__Data to process__
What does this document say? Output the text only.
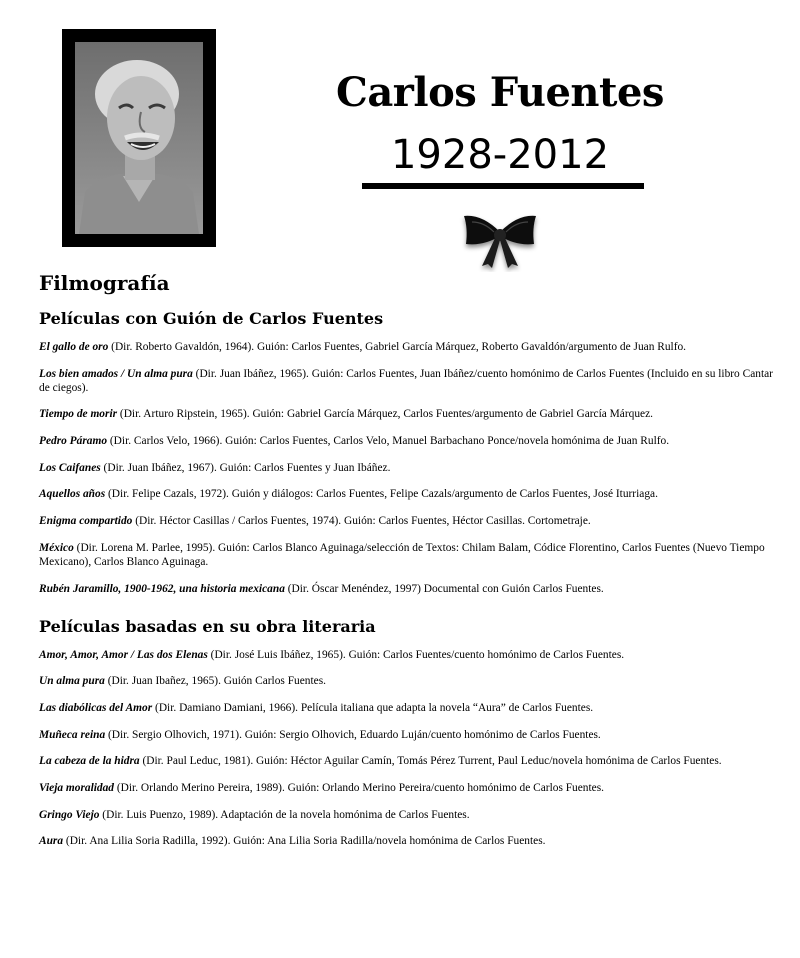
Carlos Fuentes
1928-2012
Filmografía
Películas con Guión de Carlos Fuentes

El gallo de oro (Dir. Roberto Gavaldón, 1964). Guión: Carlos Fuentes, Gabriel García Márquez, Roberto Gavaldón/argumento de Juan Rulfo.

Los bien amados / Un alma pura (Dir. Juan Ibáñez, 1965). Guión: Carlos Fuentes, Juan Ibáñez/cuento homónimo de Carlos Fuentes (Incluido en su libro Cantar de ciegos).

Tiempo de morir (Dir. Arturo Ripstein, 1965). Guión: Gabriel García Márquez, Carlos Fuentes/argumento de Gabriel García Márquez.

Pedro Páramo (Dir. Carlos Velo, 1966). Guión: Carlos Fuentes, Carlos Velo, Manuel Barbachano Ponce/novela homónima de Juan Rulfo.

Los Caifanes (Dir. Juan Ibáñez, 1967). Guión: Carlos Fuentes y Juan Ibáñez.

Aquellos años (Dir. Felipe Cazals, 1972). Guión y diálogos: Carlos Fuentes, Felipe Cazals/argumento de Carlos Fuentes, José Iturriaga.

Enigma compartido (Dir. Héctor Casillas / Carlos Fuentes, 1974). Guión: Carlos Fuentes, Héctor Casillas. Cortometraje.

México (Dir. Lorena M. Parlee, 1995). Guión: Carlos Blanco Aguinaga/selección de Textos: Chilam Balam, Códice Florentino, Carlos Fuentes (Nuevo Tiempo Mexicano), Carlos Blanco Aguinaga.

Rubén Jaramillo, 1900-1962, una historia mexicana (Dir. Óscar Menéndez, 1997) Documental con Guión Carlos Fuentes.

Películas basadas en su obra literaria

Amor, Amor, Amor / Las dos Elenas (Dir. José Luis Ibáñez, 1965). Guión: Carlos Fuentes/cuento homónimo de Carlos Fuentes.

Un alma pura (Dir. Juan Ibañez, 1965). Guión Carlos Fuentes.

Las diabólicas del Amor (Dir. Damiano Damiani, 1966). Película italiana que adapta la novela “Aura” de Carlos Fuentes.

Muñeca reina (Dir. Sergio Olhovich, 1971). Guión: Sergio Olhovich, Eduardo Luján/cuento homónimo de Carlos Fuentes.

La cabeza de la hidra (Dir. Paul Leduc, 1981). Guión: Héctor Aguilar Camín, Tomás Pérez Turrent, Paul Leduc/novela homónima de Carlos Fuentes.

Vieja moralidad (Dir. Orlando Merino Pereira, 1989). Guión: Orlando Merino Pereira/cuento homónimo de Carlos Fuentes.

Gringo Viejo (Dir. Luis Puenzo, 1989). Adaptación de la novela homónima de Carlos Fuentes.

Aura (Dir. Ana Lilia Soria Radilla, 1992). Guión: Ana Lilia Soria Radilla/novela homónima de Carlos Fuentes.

__Task directions__
Which lines contain the word "Gabriel"? Copy each one.

__Solution to this problem__
El gallo de oro (Dir. Roberto Gavaldón, 1964). Guión: Carlos Fuentes, Gabriel García Márquez, Roberto Gavaldón/argumento de Juan Rulfo.
Tiempo de morir (Dir. Arturo Ripstein, 1965). Guión: Gabriel García Márquez, Carlos Fuentes/argumento de Gabriel García Márquez.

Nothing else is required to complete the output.